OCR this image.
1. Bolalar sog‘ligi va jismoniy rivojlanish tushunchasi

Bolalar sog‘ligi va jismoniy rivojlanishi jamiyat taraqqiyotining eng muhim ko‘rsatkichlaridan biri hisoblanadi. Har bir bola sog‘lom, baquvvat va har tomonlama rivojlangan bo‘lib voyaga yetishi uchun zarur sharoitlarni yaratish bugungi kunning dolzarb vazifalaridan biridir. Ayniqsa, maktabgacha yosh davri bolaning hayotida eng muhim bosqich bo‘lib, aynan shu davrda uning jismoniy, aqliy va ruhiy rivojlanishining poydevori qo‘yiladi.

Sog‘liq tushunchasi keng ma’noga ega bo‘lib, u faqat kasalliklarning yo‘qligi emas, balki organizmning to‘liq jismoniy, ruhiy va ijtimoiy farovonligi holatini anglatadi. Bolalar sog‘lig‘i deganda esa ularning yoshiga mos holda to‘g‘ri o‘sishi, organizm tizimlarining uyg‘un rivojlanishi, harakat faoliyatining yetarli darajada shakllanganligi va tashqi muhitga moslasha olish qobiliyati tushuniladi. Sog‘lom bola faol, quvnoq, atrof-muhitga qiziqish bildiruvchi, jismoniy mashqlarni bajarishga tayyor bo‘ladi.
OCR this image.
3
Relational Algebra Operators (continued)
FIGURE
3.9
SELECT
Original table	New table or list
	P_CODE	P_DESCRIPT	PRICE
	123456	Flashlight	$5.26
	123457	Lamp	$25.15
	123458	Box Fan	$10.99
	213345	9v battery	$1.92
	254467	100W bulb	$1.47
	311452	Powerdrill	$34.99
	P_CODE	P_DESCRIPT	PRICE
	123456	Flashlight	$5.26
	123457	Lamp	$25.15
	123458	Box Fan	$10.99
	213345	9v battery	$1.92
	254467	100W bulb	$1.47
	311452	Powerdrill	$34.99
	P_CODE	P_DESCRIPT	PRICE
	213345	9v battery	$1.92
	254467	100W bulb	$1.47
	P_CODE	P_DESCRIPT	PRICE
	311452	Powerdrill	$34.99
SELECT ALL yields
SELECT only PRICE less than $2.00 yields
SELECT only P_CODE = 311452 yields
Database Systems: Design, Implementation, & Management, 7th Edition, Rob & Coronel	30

=-=-=

= Task objective =
Copy every line verbatim.

= Result of the exercise =
OCR this image.
1. Bolalar sog‘ligi va jismoniy rivojlanish tushunchasi

Bolalar sog‘ligi va jismoniy rivojlanishi jamiyat taraqqiyotining eng muhim ko‘rsatkichlaridan biri hisoblanadi. Har bir bola sog‘lom, baquvvat va har tomonlama rivojlangan bo‘lib voyaga yetishi uchun zarur sharoitlarni yaratish bugungi kunning dolzarb vazifalaridan biridir. Ayniqsa, maktabgacha yosh davri bolaning hayotida eng muhim bosqich bo‘lib, aynan shu davrda uning jismoniy, aqliy va ruhiy rivojlanishining poydevori qo‘yiladi.

Sog‘liq tushunchasi keng ma’noga ega bo‘lib, u faqat kasalliklarning yo‘qligi emas, balki organizmning to‘liq jismoniy, ruhiy va ijtimoiy farovonligi holatini anglatadi. Bolalar sog‘lig‘i deganda esa ularning yoshiga mos holda to‘g‘ri o‘sishi, organizm tizimlarining uyg‘un rivojlanishi, harakat faoliyatining yetarli darajada shakllanganligi va tashqi muhitga moslasha olish qobiliyati tushuniladi. Sog‘lom bola faol, quvnoq, atrof-muhitga qiziqish bildiruvchi, jismoniy mashqlarni bajarishga tayyor bo‘ladi.
OCR this image.
3
Relational Algebra Operators (continued)
FIGURE
3.9
SELECT
Original table	New table or list
	P_CODE	P_DESCRIPT	PRICE
	123456	Flashlight	$5.26
	123457	Lamp	$25.15
	123458	Box Fan	$10.99
	213345	9v battery	$1.92
	254467	100W bulb	$1.47
	311452	Powerdrill	$34.99
	P_CODE	P_DESCRIPT	PRICE
	123456	Flashlight	$5.26
	123457	Lamp	$25.15
	123458	Box Fan	$10.99
	213345	9v battery	$1.92
	254467	100W bulb	$1.47
	311452	Powerdrill	$34.99
	P_CODE	P_DESCRIPT	PRICE
	213345	9v battery	$1.92
	254467	100W bulb	$1.47
	P_CODE	P_DESCRIPT	PRICE
	311452	Powerdrill	$34.99
SELECT ALL yields
SELECT only PRICE less than $2.00 yields
SELECT only P_CODE = 311452 yields
Database Systems: Design, Implementation, & Management, 7th Edition, Rob & Coronel	30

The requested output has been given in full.